- _Exercise prompt_
Only the pictures are left out: repeat the rest of the entries exactly.

- _Saved entries_
══════════════════════════════
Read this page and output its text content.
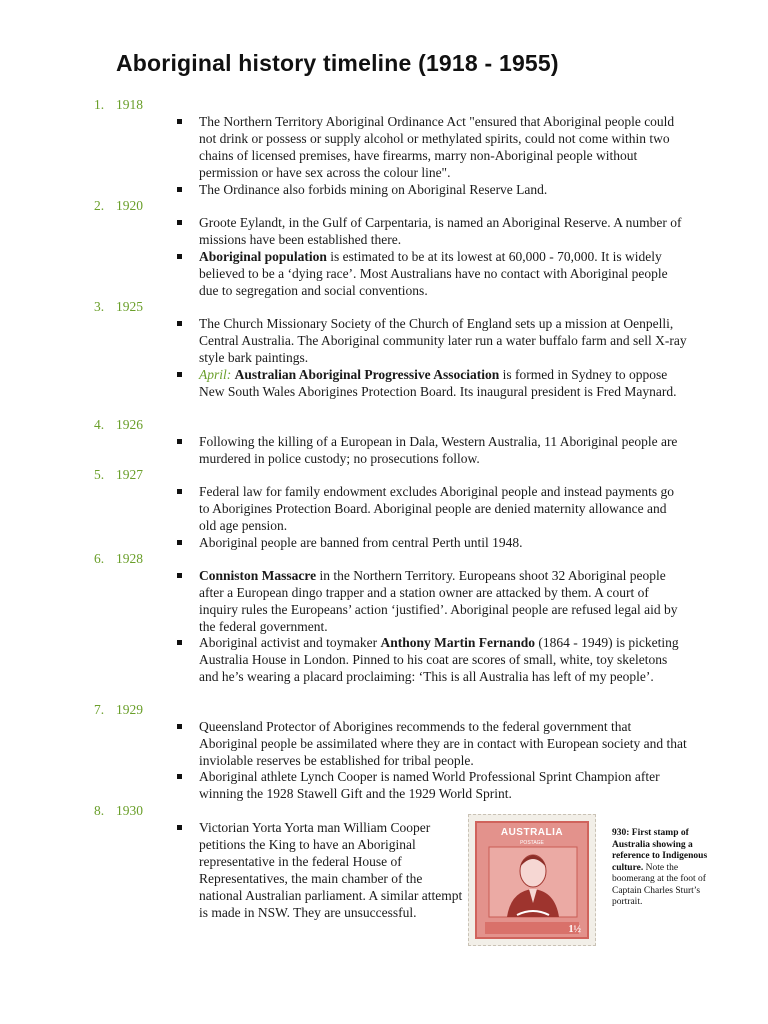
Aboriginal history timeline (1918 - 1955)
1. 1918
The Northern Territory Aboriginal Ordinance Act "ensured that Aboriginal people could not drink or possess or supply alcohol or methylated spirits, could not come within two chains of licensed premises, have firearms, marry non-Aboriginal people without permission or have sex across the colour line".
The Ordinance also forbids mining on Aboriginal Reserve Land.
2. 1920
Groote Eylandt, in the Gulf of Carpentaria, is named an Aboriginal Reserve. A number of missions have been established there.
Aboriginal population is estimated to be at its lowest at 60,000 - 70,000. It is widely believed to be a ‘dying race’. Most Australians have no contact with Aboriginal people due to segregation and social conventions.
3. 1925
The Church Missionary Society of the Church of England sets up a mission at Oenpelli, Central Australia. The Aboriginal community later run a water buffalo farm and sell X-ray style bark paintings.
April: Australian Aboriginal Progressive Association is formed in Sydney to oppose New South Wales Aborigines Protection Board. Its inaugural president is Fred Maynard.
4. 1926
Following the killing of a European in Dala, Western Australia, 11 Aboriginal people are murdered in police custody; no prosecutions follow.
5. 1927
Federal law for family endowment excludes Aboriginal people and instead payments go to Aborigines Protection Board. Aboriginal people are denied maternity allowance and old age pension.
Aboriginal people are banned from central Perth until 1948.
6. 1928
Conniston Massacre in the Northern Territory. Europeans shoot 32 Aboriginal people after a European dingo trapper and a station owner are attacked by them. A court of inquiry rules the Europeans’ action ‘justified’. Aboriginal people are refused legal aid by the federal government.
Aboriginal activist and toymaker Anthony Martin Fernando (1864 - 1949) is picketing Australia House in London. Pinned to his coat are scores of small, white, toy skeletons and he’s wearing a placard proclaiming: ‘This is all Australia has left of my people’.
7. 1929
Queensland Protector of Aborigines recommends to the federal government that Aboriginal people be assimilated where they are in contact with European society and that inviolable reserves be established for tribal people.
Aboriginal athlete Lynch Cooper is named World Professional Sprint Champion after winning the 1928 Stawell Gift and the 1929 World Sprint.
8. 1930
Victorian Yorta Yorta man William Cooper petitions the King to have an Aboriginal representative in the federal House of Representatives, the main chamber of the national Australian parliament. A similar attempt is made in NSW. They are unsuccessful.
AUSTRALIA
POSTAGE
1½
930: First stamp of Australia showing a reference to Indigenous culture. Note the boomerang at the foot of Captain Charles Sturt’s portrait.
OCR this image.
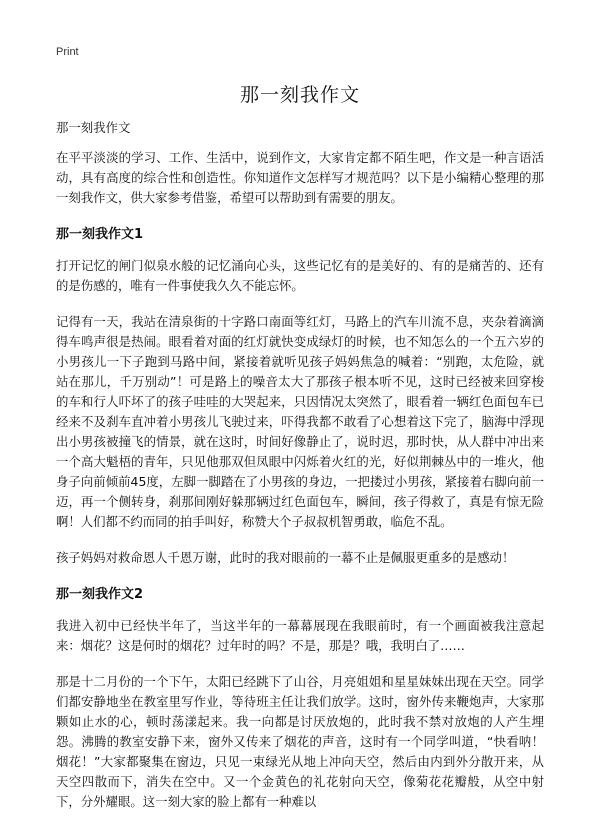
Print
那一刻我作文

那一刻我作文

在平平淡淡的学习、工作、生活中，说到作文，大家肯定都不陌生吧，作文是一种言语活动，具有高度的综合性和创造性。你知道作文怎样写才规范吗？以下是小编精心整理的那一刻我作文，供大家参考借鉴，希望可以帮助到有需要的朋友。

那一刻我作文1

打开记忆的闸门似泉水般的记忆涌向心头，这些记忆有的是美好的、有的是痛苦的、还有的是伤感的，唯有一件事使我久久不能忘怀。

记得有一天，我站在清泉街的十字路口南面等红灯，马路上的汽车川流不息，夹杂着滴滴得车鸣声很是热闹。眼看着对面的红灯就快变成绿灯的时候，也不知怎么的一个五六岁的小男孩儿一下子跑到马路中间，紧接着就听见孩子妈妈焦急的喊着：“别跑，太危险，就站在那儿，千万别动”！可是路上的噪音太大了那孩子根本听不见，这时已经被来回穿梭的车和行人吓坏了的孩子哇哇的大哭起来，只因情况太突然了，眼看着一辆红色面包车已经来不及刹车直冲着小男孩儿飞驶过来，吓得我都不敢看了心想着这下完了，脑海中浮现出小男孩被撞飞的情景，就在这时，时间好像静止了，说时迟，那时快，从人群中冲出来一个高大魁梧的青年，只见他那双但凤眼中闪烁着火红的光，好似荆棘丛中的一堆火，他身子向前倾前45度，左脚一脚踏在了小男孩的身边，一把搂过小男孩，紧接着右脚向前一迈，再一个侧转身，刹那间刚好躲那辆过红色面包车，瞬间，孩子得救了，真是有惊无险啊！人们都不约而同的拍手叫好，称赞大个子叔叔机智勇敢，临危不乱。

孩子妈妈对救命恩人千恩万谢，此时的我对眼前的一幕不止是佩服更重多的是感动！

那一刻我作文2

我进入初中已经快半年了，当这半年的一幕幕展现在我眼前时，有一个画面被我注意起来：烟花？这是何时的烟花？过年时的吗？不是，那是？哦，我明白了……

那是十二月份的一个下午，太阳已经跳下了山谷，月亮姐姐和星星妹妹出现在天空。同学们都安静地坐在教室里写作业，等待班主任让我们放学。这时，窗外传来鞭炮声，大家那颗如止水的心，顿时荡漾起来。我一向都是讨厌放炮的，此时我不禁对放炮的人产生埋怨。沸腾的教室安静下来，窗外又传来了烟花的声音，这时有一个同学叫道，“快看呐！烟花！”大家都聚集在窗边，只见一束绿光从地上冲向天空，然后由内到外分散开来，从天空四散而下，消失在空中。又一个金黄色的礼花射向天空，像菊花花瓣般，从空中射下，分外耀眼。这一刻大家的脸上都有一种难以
══════════════════════════════
- _Answer to this problem_
Read this page and output its text content.
Aboriginal history timeline (1918 - 1955)
1. 1918
The Northern Territory Aboriginal Ordinance Act "ensured that Aboriginal people could not drink or possess or supply alcohol or methylated spirits, could not come within two chains of licensed premises, have firearms, marry non-Aboriginal people without permission or have sex across the colour line".
The Ordinance also forbids mining on Aboriginal Reserve Land.
2. 1920
Groote Eylandt, in the Gulf of Carpentaria, is named an Aboriginal Reserve. A number of missions have been established there.
Aboriginal population is estimated to be at its lowest at 60,000 - 70,000. It is widely believed to be a ‘dying race’. Most Australians have no contact with Aboriginal people due to segregation and social conventions.
3. 1925
The Church Missionary Society of the Church of England sets up a mission at Oenpelli, Central Australia. The Aboriginal community later run a water buffalo farm and sell X-ray style bark paintings.
April: Australian Aboriginal Progressive Association is formed in Sydney to oppose New South Wales Aborigines Protection Board. Its inaugural president is Fred Maynard.
4. 1926
Following the killing of a European in Dala, Western Australia, 11 Aboriginal people are murdered in police custody; no prosecutions follow.
5. 1927
Federal law for family endowment excludes Aboriginal people and instead payments go to Aborigines Protection Board. Aboriginal people are denied maternity allowance and old age pension.
Aboriginal people are banned from central Perth until 1948.
6. 1928
Conniston Massacre in the Northern Territory. Europeans shoot 32 Aboriginal people after a European dingo trapper and a station owner are attacked by them. A court of inquiry rules the Europeans’ action ‘justified’. Aboriginal people are refused legal aid by the federal government.
Aboriginal activist and toymaker Anthony Martin Fernando (1864 - 1949) is picketing Australia House in London. Pinned to his coat are scores of small, white, toy skeletons and he’s wearing a placard proclaiming: ‘This is all Australia has left of my people’.
7. 1929
Queensland Protector of Aborigines recommends to the federal government that Aboriginal people be assimilated where they are in contact with European society and that inviolable reserves be established for tribal people.
Aboriginal athlete Lynch Cooper is named World Professional Sprint Champion after winning the 1928 Stawell Gift and the 1929 World Sprint.
8. 1930
Victorian Yorta Yorta man William Cooper petitions the King to have an Aboriginal representative in the federal House of Representatives, the main chamber of the national Australian parliament. A similar attempt is made in NSW. They are unsuccessful.
AUSTRALIA
POSTAGE
1½
930: First stamp of Australia showing a reference to Indigenous culture. Note the boomerang at the foot of Captain Charles Sturt’s portrait.
OCR this image.
Print
那一刻我作文

那一刻我作文

在平平淡淡的学习、工作、生活中，说到作文，大家肯定都不陌生吧，作文是一种言语活动，具有高度的综合性和创造性。你知道作文怎样写才规范吗？以下是小编精心整理的那一刻我作文，供大家参考借鉴，希望可以帮助到有需要的朋友。

那一刻我作文1

打开记忆的闸门似泉水般的记忆涌向心头，这些记忆有的是美好的、有的是痛苦的、还有的是伤感的，唯有一件事使我久久不能忘怀。

记得有一天，我站在清泉街的十字路口南面等红灯，马路上的汽车川流不息，夹杂着滴滴得车鸣声很是热闹。眼看着对面的红灯就快变成绿灯的时候，也不知怎么的一个五六岁的小男孩儿一下子跑到马路中间，紧接着就听见孩子妈妈焦急的喊着：“别跑，太危险，就站在那儿，千万别动”！可是路上的噪音太大了那孩子根本听不见，这时已经被来回穿梭的车和行人吓坏了的孩子哇哇的大哭起来，只因情况太突然了，眼看着一辆红色面包车已经来不及刹车直冲着小男孩儿飞驶过来，吓得我都不敢看了心想着这下完了，脑海中浮现出小男孩被撞飞的情景，就在这时，时间好像静止了，说时迟，那时快，从人群中冲出来一个高大魁梧的青年，只见他那双但凤眼中闪烁着火红的光，好似荆棘丛中的一堆火，他身子向前倾前45度，左脚一脚踏在了小男孩的身边，一把搂过小男孩，紧接着右脚向前一迈，再一个侧转身，刹那间刚好躲那辆过红色面包车，瞬间，孩子得救了，真是有惊无险啊！人们都不约而同的拍手叫好，称赞大个子叔叔机智勇敢，临危不乱。

孩子妈妈对救命恩人千恩万谢，此时的我对眼前的一幕不止是佩服更重多的是感动！

那一刻我作文2

我进入初中已经快半年了，当这半年的一幕幕展现在我眼前时，有一个画面被我注意起来：烟花？这是何时的烟花？过年时的吗？不是，那是？哦，我明白了……

那是十二月份的一个下午，太阳已经跳下了山谷，月亮姐姐和星星妹妹出现在天空。同学们都安静地坐在教室里写作业，等待班主任让我们放学。这时，窗外传来鞭炮声，大家那颗如止水的心，顿时荡漾起来。我一向都是讨厌放炮的，此时我不禁对放炮的人产生埋怨。沸腾的教室安静下来，窗外又传来了烟花的声音，这时有一个同学叫道，“快看呐！烟花！”大家都聚集在窗边，只见一束绿光从地上冲向天空，然后由内到外分散开来，从天空四散而下，消失在空中。又一个金黄色的礼花射向天空，像菊花花瓣般，从空中射下，分外耀眼。这一刻大家的脸上都有一种难以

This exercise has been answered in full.